§ **Objective**
Wherever a line holds the word "into", copy that line out.

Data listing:
+++++
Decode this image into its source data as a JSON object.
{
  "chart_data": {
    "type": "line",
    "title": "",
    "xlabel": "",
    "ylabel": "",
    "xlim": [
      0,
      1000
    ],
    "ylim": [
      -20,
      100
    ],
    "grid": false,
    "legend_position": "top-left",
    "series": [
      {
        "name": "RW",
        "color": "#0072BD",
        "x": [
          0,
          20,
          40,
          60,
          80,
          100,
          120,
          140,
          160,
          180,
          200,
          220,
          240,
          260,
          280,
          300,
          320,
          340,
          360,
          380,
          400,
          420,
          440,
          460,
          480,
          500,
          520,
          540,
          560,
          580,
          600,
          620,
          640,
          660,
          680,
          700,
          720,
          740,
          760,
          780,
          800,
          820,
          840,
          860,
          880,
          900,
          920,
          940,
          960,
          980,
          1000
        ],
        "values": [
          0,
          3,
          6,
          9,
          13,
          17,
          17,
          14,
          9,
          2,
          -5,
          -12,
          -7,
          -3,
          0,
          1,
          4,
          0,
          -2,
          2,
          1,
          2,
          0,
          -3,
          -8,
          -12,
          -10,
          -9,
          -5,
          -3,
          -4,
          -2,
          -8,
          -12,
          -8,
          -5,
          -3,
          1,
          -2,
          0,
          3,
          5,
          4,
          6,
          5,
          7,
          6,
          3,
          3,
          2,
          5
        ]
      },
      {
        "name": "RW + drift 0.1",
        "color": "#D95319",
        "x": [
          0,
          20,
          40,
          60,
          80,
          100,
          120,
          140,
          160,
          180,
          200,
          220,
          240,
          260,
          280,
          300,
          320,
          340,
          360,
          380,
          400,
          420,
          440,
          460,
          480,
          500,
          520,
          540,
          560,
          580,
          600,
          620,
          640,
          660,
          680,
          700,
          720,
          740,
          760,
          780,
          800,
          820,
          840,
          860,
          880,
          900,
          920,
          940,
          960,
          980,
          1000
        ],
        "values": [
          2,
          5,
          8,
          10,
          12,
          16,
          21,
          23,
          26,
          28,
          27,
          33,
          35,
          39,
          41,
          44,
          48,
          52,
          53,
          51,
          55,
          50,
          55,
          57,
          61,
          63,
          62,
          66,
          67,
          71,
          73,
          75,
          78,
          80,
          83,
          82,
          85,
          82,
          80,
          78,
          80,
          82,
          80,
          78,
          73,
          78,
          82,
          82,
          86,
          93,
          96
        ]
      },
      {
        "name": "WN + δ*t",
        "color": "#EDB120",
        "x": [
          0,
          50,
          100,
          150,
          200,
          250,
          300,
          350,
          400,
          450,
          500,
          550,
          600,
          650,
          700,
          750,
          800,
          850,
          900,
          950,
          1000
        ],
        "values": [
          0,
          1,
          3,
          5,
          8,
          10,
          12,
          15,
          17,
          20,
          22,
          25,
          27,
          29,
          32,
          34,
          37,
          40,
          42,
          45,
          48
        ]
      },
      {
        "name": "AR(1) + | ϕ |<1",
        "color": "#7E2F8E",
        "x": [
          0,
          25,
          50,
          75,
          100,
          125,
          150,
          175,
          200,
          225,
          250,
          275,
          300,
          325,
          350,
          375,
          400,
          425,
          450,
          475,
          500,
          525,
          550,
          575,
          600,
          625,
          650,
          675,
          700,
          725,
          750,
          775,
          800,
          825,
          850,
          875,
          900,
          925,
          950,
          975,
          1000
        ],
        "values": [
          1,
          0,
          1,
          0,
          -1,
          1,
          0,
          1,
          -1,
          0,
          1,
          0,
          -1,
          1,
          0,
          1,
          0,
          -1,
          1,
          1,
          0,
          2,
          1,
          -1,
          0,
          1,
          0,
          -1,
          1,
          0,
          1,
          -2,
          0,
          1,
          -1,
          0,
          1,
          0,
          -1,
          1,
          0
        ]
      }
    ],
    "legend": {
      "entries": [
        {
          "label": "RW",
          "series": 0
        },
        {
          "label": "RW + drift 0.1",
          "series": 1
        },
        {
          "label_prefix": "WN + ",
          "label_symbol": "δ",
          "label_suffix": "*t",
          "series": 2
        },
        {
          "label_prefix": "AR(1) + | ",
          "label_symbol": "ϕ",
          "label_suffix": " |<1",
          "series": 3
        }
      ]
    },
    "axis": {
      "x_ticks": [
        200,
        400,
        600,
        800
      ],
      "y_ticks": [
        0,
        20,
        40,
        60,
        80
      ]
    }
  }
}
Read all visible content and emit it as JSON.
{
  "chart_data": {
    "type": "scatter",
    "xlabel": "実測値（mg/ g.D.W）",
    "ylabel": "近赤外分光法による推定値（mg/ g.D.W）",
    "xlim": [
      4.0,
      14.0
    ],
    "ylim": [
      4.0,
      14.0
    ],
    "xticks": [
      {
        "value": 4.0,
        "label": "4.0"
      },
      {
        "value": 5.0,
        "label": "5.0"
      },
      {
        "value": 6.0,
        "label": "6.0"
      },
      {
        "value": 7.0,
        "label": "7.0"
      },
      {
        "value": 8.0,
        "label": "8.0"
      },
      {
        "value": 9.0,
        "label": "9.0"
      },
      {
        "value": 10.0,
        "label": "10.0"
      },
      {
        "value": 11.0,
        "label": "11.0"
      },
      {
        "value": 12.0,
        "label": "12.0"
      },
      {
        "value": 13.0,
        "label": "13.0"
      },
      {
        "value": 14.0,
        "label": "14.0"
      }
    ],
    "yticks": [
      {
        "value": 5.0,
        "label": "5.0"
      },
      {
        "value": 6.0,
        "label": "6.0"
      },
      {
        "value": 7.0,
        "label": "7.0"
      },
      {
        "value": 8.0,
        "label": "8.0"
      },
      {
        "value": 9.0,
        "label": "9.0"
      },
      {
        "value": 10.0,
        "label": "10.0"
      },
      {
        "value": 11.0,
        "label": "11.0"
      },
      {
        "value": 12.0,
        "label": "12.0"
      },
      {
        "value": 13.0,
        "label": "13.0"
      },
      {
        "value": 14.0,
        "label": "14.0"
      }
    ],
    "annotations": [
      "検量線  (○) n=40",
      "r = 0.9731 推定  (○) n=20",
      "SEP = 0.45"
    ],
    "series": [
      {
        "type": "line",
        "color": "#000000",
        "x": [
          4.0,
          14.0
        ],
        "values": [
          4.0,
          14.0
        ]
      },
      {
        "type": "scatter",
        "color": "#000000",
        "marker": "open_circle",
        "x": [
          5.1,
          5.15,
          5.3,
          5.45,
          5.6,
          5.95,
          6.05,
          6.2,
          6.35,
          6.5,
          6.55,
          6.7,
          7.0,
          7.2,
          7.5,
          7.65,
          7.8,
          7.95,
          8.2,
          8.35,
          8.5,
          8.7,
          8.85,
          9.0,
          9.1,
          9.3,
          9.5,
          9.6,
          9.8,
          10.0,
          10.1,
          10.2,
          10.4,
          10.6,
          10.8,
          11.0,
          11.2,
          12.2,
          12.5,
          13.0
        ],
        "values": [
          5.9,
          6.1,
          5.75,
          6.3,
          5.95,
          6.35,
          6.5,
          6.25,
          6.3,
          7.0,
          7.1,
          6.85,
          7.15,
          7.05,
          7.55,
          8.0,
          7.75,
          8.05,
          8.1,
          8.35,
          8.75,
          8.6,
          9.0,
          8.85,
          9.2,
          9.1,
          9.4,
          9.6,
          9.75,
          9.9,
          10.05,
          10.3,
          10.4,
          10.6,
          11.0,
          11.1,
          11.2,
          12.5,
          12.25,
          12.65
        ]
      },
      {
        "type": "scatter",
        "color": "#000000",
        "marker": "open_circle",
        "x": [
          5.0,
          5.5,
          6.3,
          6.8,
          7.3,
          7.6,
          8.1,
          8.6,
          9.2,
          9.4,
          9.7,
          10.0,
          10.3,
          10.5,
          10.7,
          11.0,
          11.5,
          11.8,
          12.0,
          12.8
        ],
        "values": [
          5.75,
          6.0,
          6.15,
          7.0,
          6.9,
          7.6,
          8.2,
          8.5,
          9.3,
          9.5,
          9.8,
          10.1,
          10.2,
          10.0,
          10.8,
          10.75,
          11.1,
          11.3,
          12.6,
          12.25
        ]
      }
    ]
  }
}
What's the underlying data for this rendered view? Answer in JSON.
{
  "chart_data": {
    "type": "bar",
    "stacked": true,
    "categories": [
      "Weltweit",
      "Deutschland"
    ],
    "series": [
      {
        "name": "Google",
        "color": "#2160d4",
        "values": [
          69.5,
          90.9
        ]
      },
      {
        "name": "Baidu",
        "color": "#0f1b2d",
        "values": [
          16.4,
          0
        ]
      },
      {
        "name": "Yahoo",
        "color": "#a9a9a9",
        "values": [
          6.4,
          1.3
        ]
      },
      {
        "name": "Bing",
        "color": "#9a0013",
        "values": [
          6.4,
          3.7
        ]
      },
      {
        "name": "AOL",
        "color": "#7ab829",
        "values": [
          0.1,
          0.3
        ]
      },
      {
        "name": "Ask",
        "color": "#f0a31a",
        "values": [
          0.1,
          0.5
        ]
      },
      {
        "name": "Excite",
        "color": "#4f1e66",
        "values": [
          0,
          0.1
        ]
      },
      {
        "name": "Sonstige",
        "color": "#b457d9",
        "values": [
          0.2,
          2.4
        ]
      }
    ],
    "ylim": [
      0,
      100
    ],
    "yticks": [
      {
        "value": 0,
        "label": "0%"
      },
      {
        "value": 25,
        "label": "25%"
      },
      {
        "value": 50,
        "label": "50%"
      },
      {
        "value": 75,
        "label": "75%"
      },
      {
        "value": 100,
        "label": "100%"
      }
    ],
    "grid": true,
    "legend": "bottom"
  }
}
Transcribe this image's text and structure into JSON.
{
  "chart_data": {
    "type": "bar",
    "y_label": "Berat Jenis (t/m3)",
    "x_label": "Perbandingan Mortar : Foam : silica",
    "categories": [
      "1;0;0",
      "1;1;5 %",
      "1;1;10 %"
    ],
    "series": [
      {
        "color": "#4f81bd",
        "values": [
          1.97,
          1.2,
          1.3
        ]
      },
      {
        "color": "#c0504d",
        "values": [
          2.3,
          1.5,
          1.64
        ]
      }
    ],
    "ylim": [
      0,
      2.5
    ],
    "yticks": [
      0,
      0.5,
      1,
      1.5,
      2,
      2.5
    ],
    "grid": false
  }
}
+++++
§ **Written solution**
Decode this image into its source data as a JSON object.
Transcribe this image's text and structure into JSON.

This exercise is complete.